=== TASK INSTRUCTIONS ===
Copy out each line exactly; pictures stay out of the copy.
-- begin ENTRIES SHOWN --
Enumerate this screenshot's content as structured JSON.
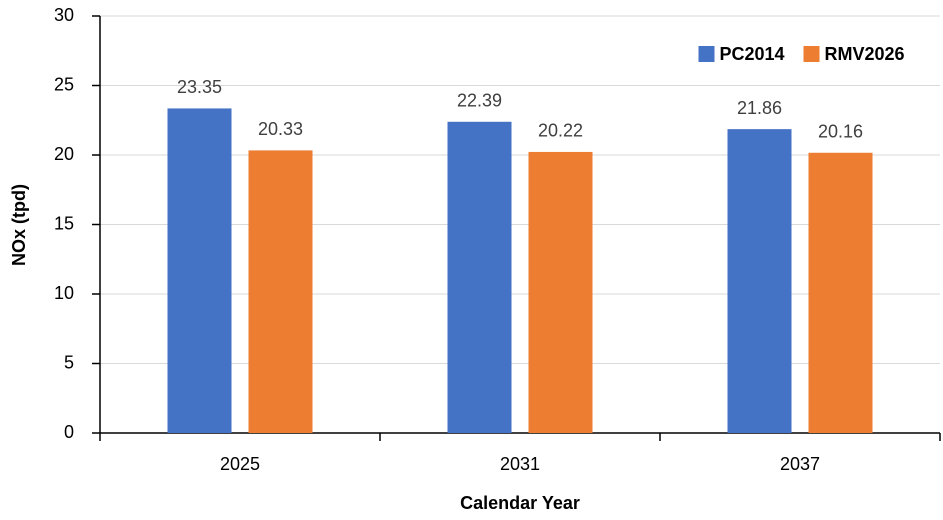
{
  "chart_data": {
    "type": "bar",
    "x_label": "Calendar Year",
    "y_label": "NOx (tpd)",
    "categories": [
      "2025",
      "2031",
      "2037"
    ],
    "series": [
      {
        "name": "PC2014",
        "color": "#4472c4",
        "values": [
          23.35,
          22.39,
          21.86
        ]
      },
      {
        "name": "RMV2026",
        "color": "#ed7d31",
        "values": [
          20.33,
          20.22,
          20.16
        ]
      }
    ],
    "ylim": [
      0,
      30
    ],
    "yticks": [
      0,
      5,
      10,
      15,
      20,
      25,
      30
    ],
    "grid": true,
    "legend": "upper right",
    "data_labels": true
  }
}
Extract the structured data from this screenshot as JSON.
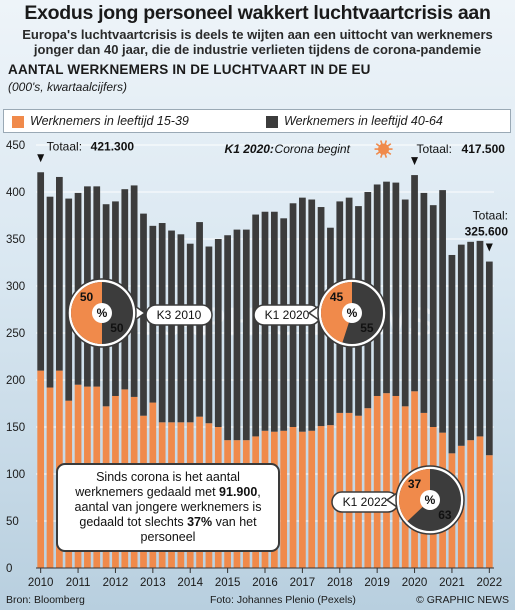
{
  "title": "Exodus jong personeel wakkert luchtvaartcrisis aan",
  "subtitle_line1": "Europa's luchtvaartcrisis is deels te wijten aan een uittocht van werknemers",
  "subtitle_line2": "jonger dan 40 jaar, die de industrie verlieten tijdens de corona-pandemie",
  "watermark": "GRAPHIC NEWS",
  "chart_data": {
    "type": "bar",
    "stacked": true,
    "ylabel": "AANTAL WERKNEMERS IN DE LUCHTVAART IN DE EU",
    "yunit": "(000's, kwartaalcijfers)",
    "ylim": [
      0,
      450
    ],
    "yticks": [
      "0",
      "50",
      "100",
      "150",
      "200",
      "250",
      "300",
      "350",
      "400",
      "450"
    ],
    "x_tick_labels": [
      "2010",
      "2011",
      "2012",
      "2013",
      "2014",
      "2015",
      "2016",
      "2017",
      "2018",
      "2019",
      "2020",
      "2021",
      "2022"
    ],
    "quarters": [
      "2010 K1",
      "2010 K2",
      "2010 K3",
      "2010 K4",
      "2011 K1",
      "2011 K2",
      "2011 K3",
      "2011 K4",
      "2012 K1",
      "2012 K2",
      "2012 K3",
      "2012 K4",
      "2013 K1",
      "2013 K2",
      "2013 K3",
      "2013 K4",
      "2014 K1",
      "2014 K2",
      "2014 K3",
      "2014 K4",
      "2015 K1",
      "2015 K2",
      "2015 K3",
      "2015 K4",
      "2016 K1",
      "2016 K2",
      "2016 K3",
      "2016 K4",
      "2017 K1",
      "2017 K2",
      "2017 K3",
      "2017 K4",
      "2018 K1",
      "2018 K2",
      "2018 K3",
      "2018 K4",
      "2019 K1",
      "2019 K2",
      "2019 K3",
      "2019 K4",
      "2020 K1",
      "2020 K2",
      "2020 K3",
      "2020 K4",
      "2021 K1",
      "2021 K2",
      "2021 K3",
      "2021 K4",
      "2022 K1"
    ],
    "series": [
      {
        "name": "Werknemers in leeftijd 15-39",
        "color": "#f08a4b",
        "values": [
          210,
          192,
          210,
          178,
          195,
          193,
          193,
          172,
          183,
          190,
          182,
          162,
          176,
          155,
          155,
          155,
          155,
          161,
          154,
          150,
          136,
          136,
          136,
          140,
          146,
          145,
          146,
          150,
          145,
          146,
          151,
          152,
          165,
          165,
          162,
          170,
          183,
          186,
          183,
          172,
          188,
          165,
          150,
          144,
          122,
          130,
          136,
          140,
          120
        ]
      },
      {
        "name": "Werknemers in leeftijd 40-64",
        "color": "#3c3c3c",
        "values": [
          211,
          203,
          206,
          215,
          204,
          213,
          213,
          215,
          207,
          213,
          225,
          215,
          188,
          212,
          204,
          200,
          190,
          207,
          188,
          200,
          218,
          224,
          224,
          236,
          233,
          234,
          226,
          238,
          249,
          246,
          233,
          210,
          225,
          229,
          223,
          230,
          225,
          225,
          227,
          220,
          230,
          234,
          236,
          258,
          211,
          214,
          211,
          208,
          206
        ]
      }
    ],
    "totals_label_prefix": "Totaal:",
    "annotations": {
      "first_total": "421.300",
      "peak_total": "417.500",
      "last_total": "325.600",
      "corona_label": "K1 2020:",
      "corona_text": "Corona begint"
    },
    "pies": [
      {
        "label": "K3 2010",
        "young": 50,
        "old": 50
      },
      {
        "label": "K1 2020",
        "young": 45,
        "old": 55
      },
      {
        "label": "K1 2022",
        "young": 37,
        "old": 63
      }
    ]
  },
  "callout": {
    "part1": "Sinds corona is het aantal werknemers gedaald met ",
    "number": "91.900",
    "part2": ", aantal van jongere werknemers is gedaald tot slechts ",
    "pct": "37%",
    "part3": " van het personeel"
  },
  "footer": {
    "source": "Bron: Bloomberg",
    "credit": "Foto: Johannes Plenio (Pexels)",
    "brand": "© GRAPHIC NEWS"
  }
}
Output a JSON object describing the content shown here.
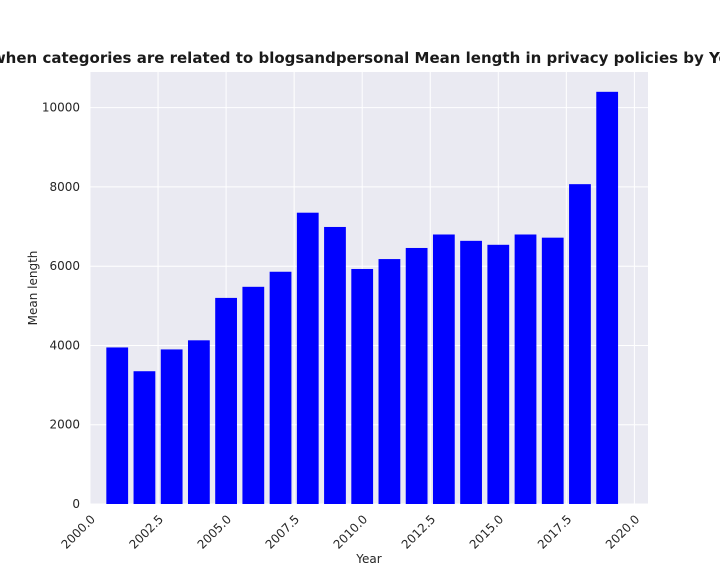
{
  "chart_data": {
    "type": "bar",
    "title": "when categories are related to blogsandpersonal Mean length in privacy policies by Year",
    "xlabel": "Year",
    "ylabel": "Mean length",
    "x": [
      2001,
      2002,
      2003,
      2004,
      2005,
      2006,
      2007,
      2008,
      2009,
      2010,
      2011,
      2012,
      2013,
      2014,
      2015,
      2016,
      2017,
      2018,
      2019
    ],
    "values": [
      3950,
      3350,
      3900,
      4130,
      5200,
      5480,
      5860,
      7350,
      6990,
      5930,
      6180,
      6460,
      6800,
      6640,
      6540,
      6800,
      6720,
      8070,
      10400
    ],
    "bar_color": "#0000ff",
    "xlim": [
      2000.0,
      2020.5
    ],
    "ylim": [
      0,
      10900
    ],
    "xticks": [
      "2000.0",
      "2002.5",
      "2005.0",
      "2007.5",
      "2010.0",
      "2012.5",
      "2015.0",
      "2017.5",
      "2020.0"
    ],
    "yticks": [
      "0",
      "2000",
      "4000",
      "6000",
      "8000",
      "10000"
    ],
    "grid": true,
    "background": "#eaeaf2",
    "grid_color": "#ffffff"
  }
}
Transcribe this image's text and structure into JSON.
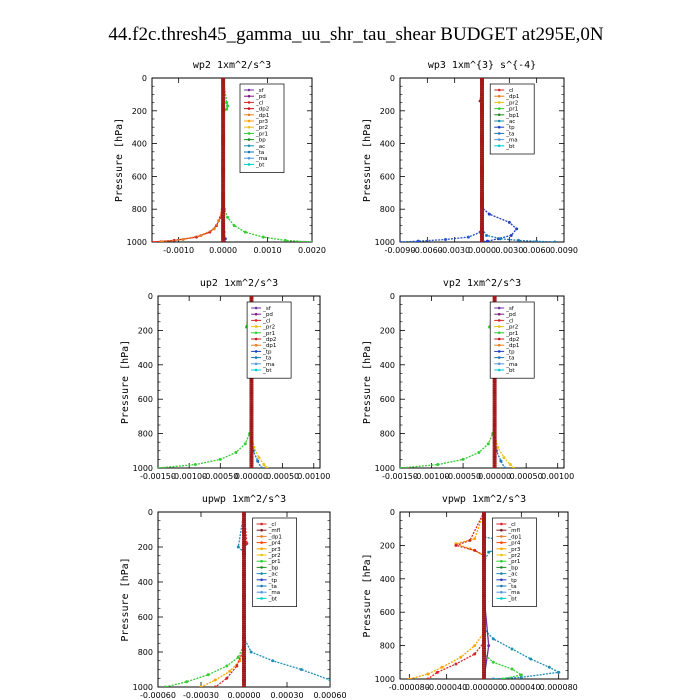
-- end ENTRIES SHOWN --
=== ANSWER IN FULL ===
Enumerate this screenshot's content as structured JSON.
{
  "chart_data": {
    "type": "bar",
    "x_label": "Calendar Year",
    "y_label": "NOx (tpd)",
    "categories": [
      "2025",
      "2031",
      "2037"
    ],
    "series": [
      {
        "name": "PC2014",
        "color": "#4472c4",
        "values": [
          23.35,
          22.39,
          21.86
        ]
      },
      {
        "name": "RMV2026",
        "color": "#ed7d31",
        "values": [
          20.33,
          20.22,
          20.16
        ]
      }
    ],
    "ylim": [
      0,
      30
    ],
    "yticks": [
      0,
      5,
      10,
      15,
      20,
      25,
      30
    ],
    "grid": true,
    "legend": "upper right",
    "data_labels": true
  }
}
Extract the structured data from this screenshot as JSON.
{
  "title": "Exodus jong personeel wakkert luchtvaartcrisis aan",
  "subtitle_line1": "Europa's luchtvaartcrisis is deels te wijten aan een uittocht van werknemers",
  "subtitle_line2": "jonger dan 40 jaar, die de industrie verlieten tijdens de corona-pandemie",
  "watermark": "GRAPHIC NEWS",
  "chart_data": {
    "type": "bar",
    "stacked": true,
    "ylabel": "AANTAL WERKNEMERS IN DE LUCHTVAART IN DE EU",
    "yunit": "(000's, kwartaalcijfers)",
    "ylim": [
      0,
      450
    ],
    "yticks": [
      "0",
      "50",
      "100",
      "150",
      "200",
      "250",
      "300",
      "350",
      "400",
      "450"
    ],
    "x_tick_labels": [
      "2010",
      "2011",
      "2012",
      "2013",
      "2014",
      "2015",
      "2016",
      "2017",
      "2018",
      "2019",
      "2020",
      "2021",
      "2022"
    ],
    "quarters": [
      "2010 K1",
      "2010 K2",
      "2010 K3",
      "2010 K4",
      "2011 K1",
      "2011 K2",
      "2011 K3",
      "2011 K4",
      "2012 K1",
      "2012 K2",
      "2012 K3",
      "2012 K4",
      "2013 K1",
      "2013 K2",
      "2013 K3",
      "2013 K4",
      "2014 K1",
      "2014 K2",
      "2014 K3",
      "2014 K4",
      "2015 K1",
      "2015 K2",
      "2015 K3",
      "2015 K4",
      "2016 K1",
      "2016 K2",
      "2016 K3",
      "2016 K4",
      "2017 K1",
      "2017 K2",
      "2017 K3",
      "2017 K4",
      "2018 K1",
      "2018 K2",
      "2018 K3",
      "2018 K4",
      "2019 K1",
      "2019 K2",
      "2019 K3",
      "2019 K4",
      "2020 K1",
      "2020 K2",
      "2020 K3",
      "2020 K4",
      "2021 K1",
      "2021 K2",
      "2021 K3",
      "2021 K4",
      "2022 K1"
    ],
    "series": [
      {
        "name": "Werknemers in leeftijd 15-39",
        "color": "#f08a4b",
        "values": [
          210,
          192,
          210,
          178,
          195,
          193,
          193,
          172,
          183,
          190,
          182,
          162,
          176,
          155,
          155,
          155,
          155,
          161,
          154,
          150,
          136,
          136,
          136,
          140,
          146,
          145,
          146,
          150,
          145,
          146,
          151,
          152,
          165,
          165,
          162,
          170,
          183,
          186,
          183,
          172,
          188,
          165,
          150,
          144,
          122,
          130,
          136,
          140,
          120
        ]
      },
      {
        "name": "Werknemers in leeftijd 40-64",
        "color": "#3c3c3c",
        "values": [
          211,
          203,
          206,
          215,
          204,
          213,
          213,
          215,
          207,
          213,
          225,
          215,
          188,
          212,
          204,
          200,
          190,
          207,
          188,
          200,
          218,
          224,
          224,
          236,
          233,
          234,
          226,
          238,
          249,
          246,
          233,
          210,
          225,
          229,
          223,
          230,
          225,
          225,
          227,
          220,
          230,
          234,
          236,
          258,
          211,
          214,
          211,
          208,
          206
        ]
      }
    ],
    "totals_label_prefix": "Totaal:",
    "annotations": {
      "first_total": "421.300",
      "peak_total": "417.500",
      "last_total": "325.600",
      "corona_label": "K1 2020:",
      "corona_text": "Corona begint"
    },
    "pies": [
      {
        "label": "K3 2010",
        "young": 50,
        "old": 50
      },
      {
        "label": "K1 2020",
        "young": 45,
        "old": 55
      },
      {
        "label": "K1 2022",
        "young": 37,
        "old": 63
      }
    ]
  },
  "callout": {
    "part1": "Sinds corona is het aantal werknemers gedaald met ",
    "number": "91.900",
    "part2": ", aantal van jongere werknemers is gedaald tot slechts ",
    "pct": "37%",
    "part3": " van het personeel"
  },
  "footer": {
    "source": "Bron: Bloomberg",
    "credit": "Foto: Johannes Plenio (Pexels)",
    "brand": "© GRAPHIC NEWS"
  }
}
Output a JSON object describing the content shown here.
{
  "chart_data": {
    "type": "bar",
    "title": "when categories are related to blogsandpersonal Mean length in privacy policies by Year",
    "xlabel": "Year",
    "ylabel": "Mean length",
    "x": [
      2001,
      2002,
      2003,
      2004,
      2005,
      2006,
      2007,
      2008,
      2009,
      2010,
      2011,
      2012,
      2013,
      2014,
      2015,
      2016,
      2017,
      2018,
      2019
    ],
    "values": [
      3950,
      3350,
      3900,
      4130,
      5200,
      5480,
      5860,
      7350,
      6990,
      5930,
      6180,
      6460,
      6800,
      6640,
      6540,
      6800,
      6720,
      8070,
      10400
    ],
    "bar_color": "#0000ff",
    "xlim": [
      2000.0,
      2020.5
    ],
    "ylim": [
      0,
      10900
    ],
    "xticks": [
      "2000.0",
      "2002.5",
      "2005.0",
      "2007.5",
      "2010.0",
      "2012.5",
      "2015.0",
      "2017.5",
      "2020.0"
    ],
    "yticks": [
      "0",
      "2000",
      "4000",
      "6000",
      "8000",
      "10000"
    ],
    "grid": true,
    "background": "#eaeaf2",
    "grid_color": "#ffffff"
  }
}
Transcribe this image's text and structure into JSON.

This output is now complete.